Job:
Below is a set of records; print all of them exactly as written.

Collected data:
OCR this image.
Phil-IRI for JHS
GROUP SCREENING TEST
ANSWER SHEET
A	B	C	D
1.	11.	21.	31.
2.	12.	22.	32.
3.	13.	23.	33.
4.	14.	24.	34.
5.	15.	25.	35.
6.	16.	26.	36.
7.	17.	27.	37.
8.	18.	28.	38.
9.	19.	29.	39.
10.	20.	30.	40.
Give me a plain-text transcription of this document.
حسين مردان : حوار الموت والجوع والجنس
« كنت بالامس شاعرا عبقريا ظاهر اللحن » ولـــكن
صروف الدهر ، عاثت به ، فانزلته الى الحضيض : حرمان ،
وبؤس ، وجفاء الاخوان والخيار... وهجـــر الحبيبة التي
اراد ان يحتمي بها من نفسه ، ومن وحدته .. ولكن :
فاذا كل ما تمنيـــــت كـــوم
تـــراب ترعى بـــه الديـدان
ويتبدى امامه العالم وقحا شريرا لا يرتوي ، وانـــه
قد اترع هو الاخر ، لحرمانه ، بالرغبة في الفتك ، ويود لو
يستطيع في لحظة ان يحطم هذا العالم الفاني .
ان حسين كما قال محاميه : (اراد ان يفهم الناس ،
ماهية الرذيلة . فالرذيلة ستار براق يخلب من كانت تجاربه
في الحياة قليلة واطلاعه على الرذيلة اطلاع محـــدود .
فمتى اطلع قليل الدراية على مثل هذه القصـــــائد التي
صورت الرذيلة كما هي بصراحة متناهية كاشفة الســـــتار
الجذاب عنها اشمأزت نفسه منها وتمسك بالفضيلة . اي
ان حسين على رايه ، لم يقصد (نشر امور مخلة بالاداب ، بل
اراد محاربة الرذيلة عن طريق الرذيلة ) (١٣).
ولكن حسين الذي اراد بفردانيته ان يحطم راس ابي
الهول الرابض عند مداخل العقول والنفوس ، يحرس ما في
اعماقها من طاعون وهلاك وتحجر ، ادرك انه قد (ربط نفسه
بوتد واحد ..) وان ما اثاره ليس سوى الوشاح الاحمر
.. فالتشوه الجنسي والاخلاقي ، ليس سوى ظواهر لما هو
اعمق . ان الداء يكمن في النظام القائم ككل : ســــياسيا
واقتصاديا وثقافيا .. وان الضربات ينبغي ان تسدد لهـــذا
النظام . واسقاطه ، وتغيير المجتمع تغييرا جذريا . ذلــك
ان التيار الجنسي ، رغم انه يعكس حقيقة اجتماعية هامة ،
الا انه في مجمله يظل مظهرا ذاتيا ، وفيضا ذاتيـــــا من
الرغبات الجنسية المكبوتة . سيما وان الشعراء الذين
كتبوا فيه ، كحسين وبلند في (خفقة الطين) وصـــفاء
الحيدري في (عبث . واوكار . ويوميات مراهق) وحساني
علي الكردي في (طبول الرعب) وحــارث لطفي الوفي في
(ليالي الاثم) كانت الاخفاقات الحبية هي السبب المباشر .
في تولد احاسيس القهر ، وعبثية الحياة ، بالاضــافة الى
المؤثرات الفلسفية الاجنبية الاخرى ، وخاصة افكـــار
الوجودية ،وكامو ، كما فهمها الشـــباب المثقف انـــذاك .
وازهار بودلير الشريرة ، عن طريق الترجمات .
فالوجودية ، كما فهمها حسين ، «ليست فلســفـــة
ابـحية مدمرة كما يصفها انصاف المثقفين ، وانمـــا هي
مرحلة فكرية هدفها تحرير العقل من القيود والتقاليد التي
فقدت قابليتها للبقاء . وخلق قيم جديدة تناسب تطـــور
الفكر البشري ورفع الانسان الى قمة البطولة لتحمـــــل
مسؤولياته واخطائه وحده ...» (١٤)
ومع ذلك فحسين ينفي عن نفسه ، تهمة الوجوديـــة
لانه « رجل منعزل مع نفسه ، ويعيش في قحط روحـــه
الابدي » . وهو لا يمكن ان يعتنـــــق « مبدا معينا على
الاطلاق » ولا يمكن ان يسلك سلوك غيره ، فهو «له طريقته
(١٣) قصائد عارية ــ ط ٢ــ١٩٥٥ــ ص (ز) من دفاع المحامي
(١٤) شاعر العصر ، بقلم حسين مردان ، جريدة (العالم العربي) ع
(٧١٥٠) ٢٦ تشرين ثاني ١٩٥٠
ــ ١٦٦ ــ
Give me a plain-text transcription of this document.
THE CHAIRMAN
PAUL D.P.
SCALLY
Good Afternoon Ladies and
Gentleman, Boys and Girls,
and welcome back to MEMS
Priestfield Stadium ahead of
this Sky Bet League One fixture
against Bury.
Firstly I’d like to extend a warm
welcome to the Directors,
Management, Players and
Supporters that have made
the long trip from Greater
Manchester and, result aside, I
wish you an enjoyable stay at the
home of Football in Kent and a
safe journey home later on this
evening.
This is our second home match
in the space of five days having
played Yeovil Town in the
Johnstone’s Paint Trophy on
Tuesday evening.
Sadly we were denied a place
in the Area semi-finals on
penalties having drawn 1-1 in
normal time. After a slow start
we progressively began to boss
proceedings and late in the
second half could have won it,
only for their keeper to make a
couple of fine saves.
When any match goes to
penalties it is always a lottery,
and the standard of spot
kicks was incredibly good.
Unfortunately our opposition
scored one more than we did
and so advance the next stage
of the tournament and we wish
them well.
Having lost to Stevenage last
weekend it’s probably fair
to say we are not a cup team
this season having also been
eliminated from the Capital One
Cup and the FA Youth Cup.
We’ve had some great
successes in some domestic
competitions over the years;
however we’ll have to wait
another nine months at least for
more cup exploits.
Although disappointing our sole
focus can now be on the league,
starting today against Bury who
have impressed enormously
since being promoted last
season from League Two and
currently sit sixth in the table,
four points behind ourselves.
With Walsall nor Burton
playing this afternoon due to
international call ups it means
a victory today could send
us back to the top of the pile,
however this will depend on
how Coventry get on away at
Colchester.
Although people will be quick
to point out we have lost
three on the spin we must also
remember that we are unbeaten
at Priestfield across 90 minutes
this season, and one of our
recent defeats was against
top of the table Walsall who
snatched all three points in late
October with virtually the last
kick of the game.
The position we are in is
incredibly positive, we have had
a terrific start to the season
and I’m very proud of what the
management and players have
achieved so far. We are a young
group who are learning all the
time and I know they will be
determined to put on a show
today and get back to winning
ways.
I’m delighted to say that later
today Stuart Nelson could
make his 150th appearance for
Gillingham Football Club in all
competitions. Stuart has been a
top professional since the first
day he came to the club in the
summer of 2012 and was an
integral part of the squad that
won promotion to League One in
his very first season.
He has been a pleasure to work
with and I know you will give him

Task answer:
OCR this image.
Phil-IRI for JHS
GROUP SCREENING TEST
ANSWER SHEET
A	B	C	D
1.	11.	21.	31.
2.	12.	22.	32.
3.	13.	23.	33.
4.	14.	24.	34.
5.	15.	25.	35.
6.	16.	26.	36.
7.	17.	27.	37.
8.	18.	28.	38.
9.	19.	29.	39.
10.	20.	30.	40.
Give me a plain-text transcription of this document.
حسين مردان : حوار الموت والجوع والجنس
« كنت بالامس شاعرا عبقريا ظاهر اللحن » ولـــكن
صروف الدهر ، عاثت به ، فانزلته الى الحضيض : حرمان ،
وبؤس ، وجفاء الاخوان والخيار... وهجـــر الحبيبة التي
اراد ان يحتمي بها من نفسه ، ومن وحدته .. ولكن :
فاذا كل ما تمنيـــــت كـــوم
تـــراب ترعى بـــه الديـدان
ويتبدى امامه العالم وقحا شريرا لا يرتوي ، وانـــه
قد اترع هو الاخر ، لحرمانه ، بالرغبة في الفتك ، ويود لو
يستطيع في لحظة ان يحطم هذا العالم الفاني .
ان حسين كما قال محاميه : (اراد ان يفهم الناس ،
ماهية الرذيلة . فالرذيلة ستار براق يخلب من كانت تجاربه
في الحياة قليلة واطلاعه على الرذيلة اطلاع محـــدود .
فمتى اطلع قليل الدراية على مثل هذه القصـــــائد التي
صورت الرذيلة كما هي بصراحة متناهية كاشفة الســـــتار
الجذاب عنها اشمأزت نفسه منها وتمسك بالفضيلة . اي
ان حسين على رايه ، لم يقصد (نشر امور مخلة بالاداب ، بل
اراد محاربة الرذيلة عن طريق الرذيلة ) (١٣).
ولكن حسين الذي اراد بفردانيته ان يحطم راس ابي
الهول الرابض عند مداخل العقول والنفوس ، يحرس ما في
اعماقها من طاعون وهلاك وتحجر ، ادرك انه قد (ربط نفسه
بوتد واحد ..) وان ما اثاره ليس سوى الوشاح الاحمر
.. فالتشوه الجنسي والاخلاقي ، ليس سوى ظواهر لما هو
اعمق . ان الداء يكمن في النظام القائم ككل : ســــياسيا
واقتصاديا وثقافيا .. وان الضربات ينبغي ان تسدد لهـــذا
النظام . واسقاطه ، وتغيير المجتمع تغييرا جذريا . ذلــك
ان التيار الجنسي ، رغم انه يعكس حقيقة اجتماعية هامة ،
الا انه في مجمله يظل مظهرا ذاتيا ، وفيضا ذاتيـــــا من
الرغبات الجنسية المكبوتة . سيما وان الشعراء الذين
كتبوا فيه ، كحسين وبلند في (خفقة الطين) وصـــفاء
الحيدري في (عبث . واوكار . ويوميات مراهق) وحساني
علي الكردي في (طبول الرعب) وحــارث لطفي الوفي في
(ليالي الاثم) كانت الاخفاقات الحبية هي السبب المباشر .
في تولد احاسيس القهر ، وعبثية الحياة ، بالاضــافة الى
المؤثرات الفلسفية الاجنبية الاخرى ، وخاصة افكـــار
الوجودية ،وكامو ، كما فهمها الشـــباب المثقف انـــذاك .
وازهار بودلير الشريرة ، عن طريق الترجمات .
فالوجودية ، كما فهمها حسين ، «ليست فلســفـــة
ابـحية مدمرة كما يصفها انصاف المثقفين ، وانمـــا هي
مرحلة فكرية هدفها تحرير العقل من القيود والتقاليد التي
فقدت قابليتها للبقاء . وخلق قيم جديدة تناسب تطـــور
الفكر البشري ورفع الانسان الى قمة البطولة لتحمـــــل
مسؤولياته واخطائه وحده ...» (١٤)
ومع ذلك فحسين ينفي عن نفسه ، تهمة الوجوديـــة
لانه « رجل منعزل مع نفسه ، ويعيش في قحط روحـــه
الابدي » . وهو لا يمكن ان يعتنـــــق « مبدا معينا على
الاطلاق » ولا يمكن ان يسلك سلوك غيره ، فهو «له طريقته
(١٣) قصائد عارية ــ ط ٢ــ١٩٥٥ــ ص (ز) من دفاع المحامي
(١٤) شاعر العصر ، بقلم حسين مردان ، جريدة (العالم العربي) ع
(٧١٥٠) ٢٦ تشرين ثاني ١٩٥٠
ــ ١٦٦ ــ
Give me a plain-text transcription of this document.
THE CHAIRMAN
PAUL D.P.
SCALLY
Good Afternoon Ladies and
Gentleman, Boys and Girls,
and welcome back to MEMS
Priestfield Stadium ahead of
this Sky Bet League One fixture
against Bury.
Firstly I’d like to extend a warm
welcome to the Directors,
Management, Players and
Supporters that have made
the long trip from Greater
Manchester and, result aside, I
wish you an enjoyable stay at the
home of Football in Kent and a
safe journey home later on this
evening.
This is our second home match
in the space of five days having
played Yeovil Town in the
Johnstone’s Paint Trophy on
Tuesday evening.
Sadly we were denied a place
in the Area semi-finals on
penalties having drawn 1-1 in
normal time. After a slow start
we progressively began to boss
proceedings and late in the
second half could have won it,
only for their keeper to make a
couple of fine saves.
When any match goes to
penalties it is always a lottery,
and the standard of spot
kicks was incredibly good.
Unfortunately our opposition
scored one more than we did
and so advance the next stage
of the tournament and we wish
them well.
Having lost to Stevenage last
weekend it’s probably fair
to say we are not a cup team
this season having also been
eliminated from the Capital One
Cup and the FA Youth Cup.
We’ve had some great
successes in some domestic
competitions over the years;
however we’ll have to wait
another nine months at least for
more cup exploits.
Although disappointing our sole
focus can now be on the league,
starting today against Bury who
have impressed enormously
since being promoted last
season from League Two and
currently sit sixth in the table,
four points behind ourselves.
With Walsall nor Burton
playing this afternoon due to
international call ups it means
a victory today could send
us back to the top of the pile,
however this will depend on
how Coventry get on away at
Colchester.
Although people will be quick
to point out we have lost
three on the spin we must also
remember that we are unbeaten
at Priestfield across 90 minutes
this season, and one of our
recent defeats was against
top of the table Walsall who
snatched all three points in late
October with virtually the last
kick of the game.
The position we are in is
incredibly positive, we have had
a terrific start to the season
and I’m very proud of what the
management and players have
achieved so far. We are a young
group who are learning all the
time and I know they will be
determined to put on a show
today and get back to winning
ways.
I’m delighted to say that later
today Stuart Nelson could
make his 150th appearance for
Gillingham Football Club in all
competitions. Stuart has been a
top professional since the first
day he came to the club in the
summer of 2012 and was an
integral part of the squad that
won promotion to League One in
his very first season.
He has been a pleasure to work
with and I know you will give him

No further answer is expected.